# Material provided start

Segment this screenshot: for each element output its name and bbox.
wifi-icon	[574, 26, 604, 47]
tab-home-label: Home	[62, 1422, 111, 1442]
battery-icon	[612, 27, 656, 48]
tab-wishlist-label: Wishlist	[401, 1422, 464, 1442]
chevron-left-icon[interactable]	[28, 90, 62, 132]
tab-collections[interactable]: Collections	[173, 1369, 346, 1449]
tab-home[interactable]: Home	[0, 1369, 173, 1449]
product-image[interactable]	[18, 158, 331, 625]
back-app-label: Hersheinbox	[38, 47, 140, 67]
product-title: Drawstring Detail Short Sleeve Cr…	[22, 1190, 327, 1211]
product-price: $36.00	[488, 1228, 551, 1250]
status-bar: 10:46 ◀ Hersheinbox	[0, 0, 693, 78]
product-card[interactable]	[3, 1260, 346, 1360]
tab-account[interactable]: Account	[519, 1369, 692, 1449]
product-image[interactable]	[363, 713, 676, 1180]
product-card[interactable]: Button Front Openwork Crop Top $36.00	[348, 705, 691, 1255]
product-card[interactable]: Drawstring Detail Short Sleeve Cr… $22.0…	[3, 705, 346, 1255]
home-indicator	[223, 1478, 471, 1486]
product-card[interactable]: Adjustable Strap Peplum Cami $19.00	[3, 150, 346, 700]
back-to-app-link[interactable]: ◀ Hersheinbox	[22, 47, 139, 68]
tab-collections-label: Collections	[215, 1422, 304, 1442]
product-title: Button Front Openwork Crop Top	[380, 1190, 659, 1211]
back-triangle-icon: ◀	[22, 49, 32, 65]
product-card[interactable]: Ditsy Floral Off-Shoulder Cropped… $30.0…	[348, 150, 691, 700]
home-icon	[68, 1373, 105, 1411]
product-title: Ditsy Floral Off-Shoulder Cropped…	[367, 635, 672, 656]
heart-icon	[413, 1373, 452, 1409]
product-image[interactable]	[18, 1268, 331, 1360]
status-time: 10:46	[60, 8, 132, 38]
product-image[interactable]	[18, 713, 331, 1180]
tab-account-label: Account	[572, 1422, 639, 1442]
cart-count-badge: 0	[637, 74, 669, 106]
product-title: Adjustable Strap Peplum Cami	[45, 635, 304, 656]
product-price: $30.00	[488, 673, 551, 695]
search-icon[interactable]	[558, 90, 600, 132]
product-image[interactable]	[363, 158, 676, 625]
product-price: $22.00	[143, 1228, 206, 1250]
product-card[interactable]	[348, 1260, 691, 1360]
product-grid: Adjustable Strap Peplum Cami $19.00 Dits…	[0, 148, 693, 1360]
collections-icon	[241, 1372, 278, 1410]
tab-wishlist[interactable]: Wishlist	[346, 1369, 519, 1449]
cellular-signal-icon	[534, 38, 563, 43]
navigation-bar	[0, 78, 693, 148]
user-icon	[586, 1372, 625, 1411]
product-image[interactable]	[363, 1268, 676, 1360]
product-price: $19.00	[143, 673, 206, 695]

# Material provided end

* _Problem details_
Can you echo, word for word, the stretch of the records from the very start through the line containing "status-bar: 10:46 ◀"?

* _Task result_
Segment this screenshot: for each element output its name and bbox.
wifi-icon	[574, 26, 604, 47]
tab-home-label: Home	[62, 1422, 111, 1442]
battery-icon	[612, 27, 656, 48]
tab-wishlist-label: Wishlist	[401, 1422, 464, 1442]
chevron-left-icon[interactable]	[28, 90, 62, 132]
tab-collections[interactable]: Collections	[173, 1369, 346, 1449]
tab-home[interactable]: Home	[0, 1369, 173, 1449]
product-image[interactable]	[18, 158, 331, 625]
back-app-label: Hersheinbox	[38, 47, 140, 67]
product-title: Drawstring Detail Short Sleeve Cr…	[22, 1190, 327, 1211]
product-price: $36.00	[488, 1228, 551, 1250]
status-bar: 10:46 ◀ Hersheinbox	[0, 0, 693, 78]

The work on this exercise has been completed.